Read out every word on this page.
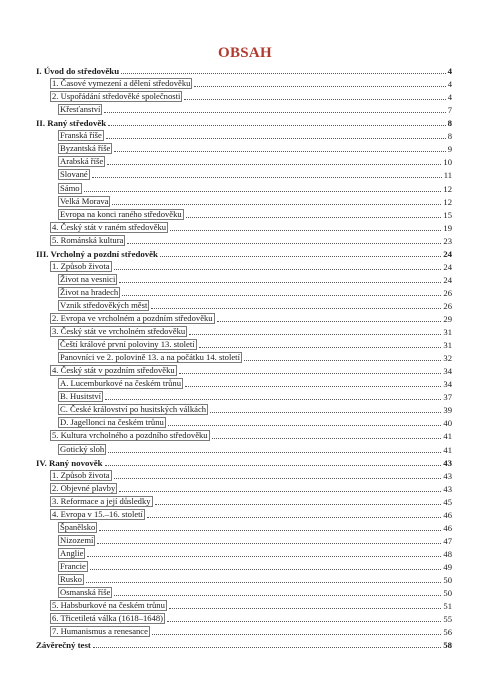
OBSAH
I. Úvod do středověku	4
1. Časové vymezení a dělení středověku	4
2. Uspořádání středověké společnosti	4
Křesťanství	7
II. Raný středověk	8
Franská říše	8
Byzantská říše	9
Arabská říše	10
Slované	11
Sámo	12
Velká Morava	12
Evropa na konci raného středověku	15
4. Český stát v raném středověku	19
5. Románská kultura	23
III. Vrcholný a pozdní středověk	24
1. Způsob života	24
Život na vesnici	24
Život na hradech	26
Vznik středověkých měst	26
2. Evropa ve vrcholném a pozdním středověku	29
3. Český stát ve vrcholném středověku	31
Čeští králové první poloviny 13. století	31
Panovníci ve 2. polovině 13. a na počátku 14. století	32
4. Český stát v pozdním středověku	34
A. Lucemburkové na českém trůnu	34
B. Husitství	37
C. České království po husitských válkách	39
D. Jagellonci na českém trůnu	40
5. Kultura vrcholného a pozdního středověku	41
Gotický sloh	41
IV. Raný novověk	43
1. Způsob života	43
2. Objevné plavby	43
3. Reformace a její důsledky	45
4. Evropa v 15.–16. století	46
Španělsko	46
Nizozemí	47
Anglie	48
Francie	49
Rusko	50
Osmanská říše	50
5. Habsburkové na českém trůnu	51
6. Třicetiletá válka (1618–1648)	55
7. Humanismus a renesance	56
Závěrečný test	58
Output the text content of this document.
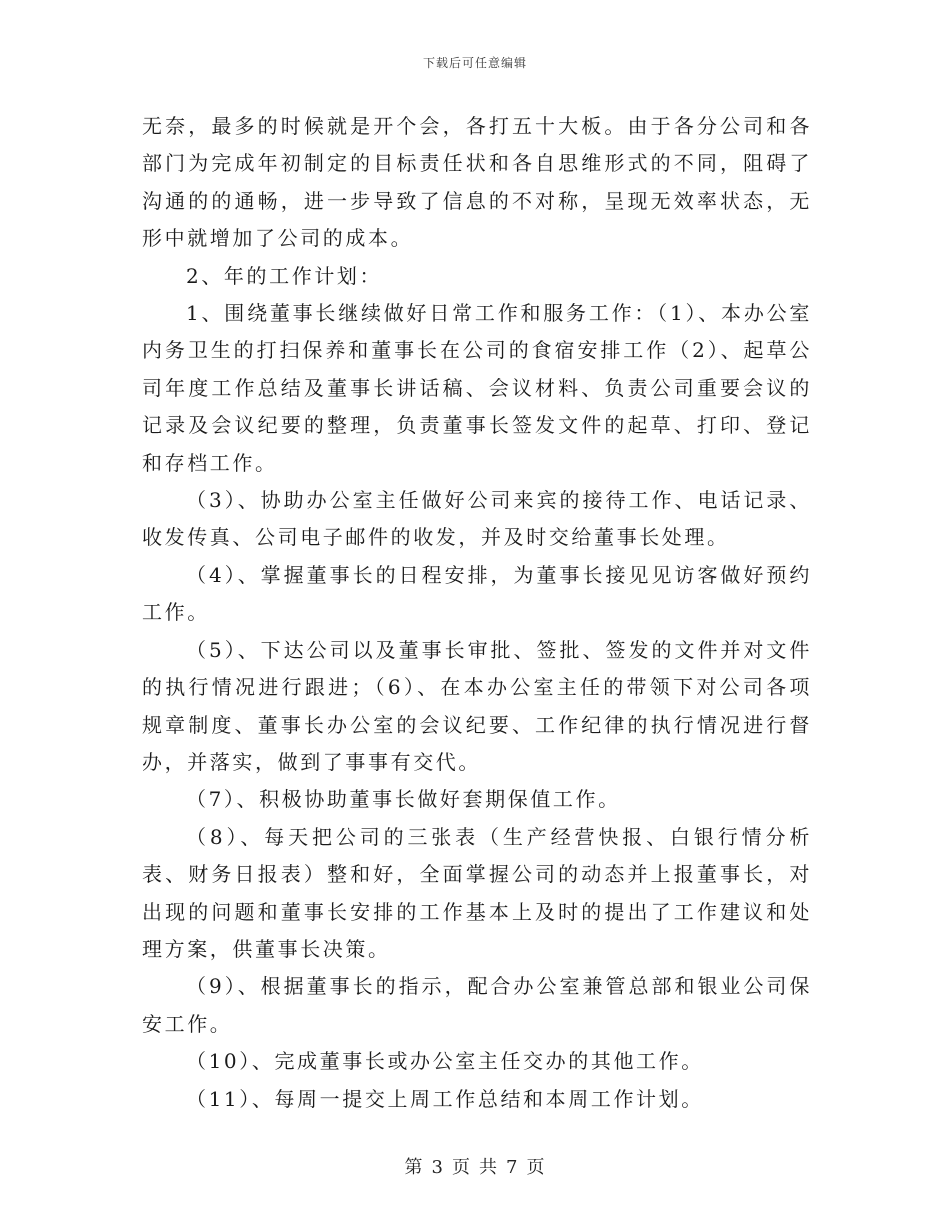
下载后可任意编辑

无奈，最多的时候就是开个会，各打五十大板。由于各分公司和各部门为完成年初制定的目标责任状和各自思维形式的不同，阻碍了沟通的的通畅，进一步导致了信息的不对称，呈现无效率状态，无形中就增加了公司的成本。

2、年的工作计划：

1、围绕董事长继续做好日常工作和服务工作：（1）、本办公室内务卫生的打扫保养和董事长在公司的食宿安排工作（2）、起草公司年度工作总结及董事长讲话稿、会议材料、负责公司重要会议的记录及会议纪要的整理，负责董事长签发文件的起草、打印、登记和存档工作。

（3）、协助办公室主任做好公司来宾的接待工作、电话记录、收发传真、公司电子邮件的收发，并及时交给董事长处理。

（4）、掌握董事长的日程安排，为董事长接见见访客做好预约工作。

（5）、下达公司以及董事长审批、签批、签发的文件并对文件的执行情况进行跟进；（6）、在本办公室主任的带领下对公司各项规章制度、董事长办公室的会议纪要、工作纪律的执行情况进行督办，并落实，做到了事事有交代。

（7）、积极协助董事长做好套期保值工作。

（8）、每天把公司的三张表（生产经营快报、白银行情分析表、财务日报表）整和好，全面掌握公司的动态并上报董事长，对出现的问题和董事长安排的工作基本上及时的提出了工作建议和处理方案，供董事长决策。

（9）、根据董事长的指示，配合办公室兼管总部和银业公司保安工作。

（10）、完成董事长或办公室主任交办的其他工作。

（11）、每周一提交上周工作总结和本周工作计划。

第 3 页 共 7 页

> _EXERCISE_:
Write the number of lines containing the word "Raný" and nothing besides it.

> _CORRECT RESPONSE_:
2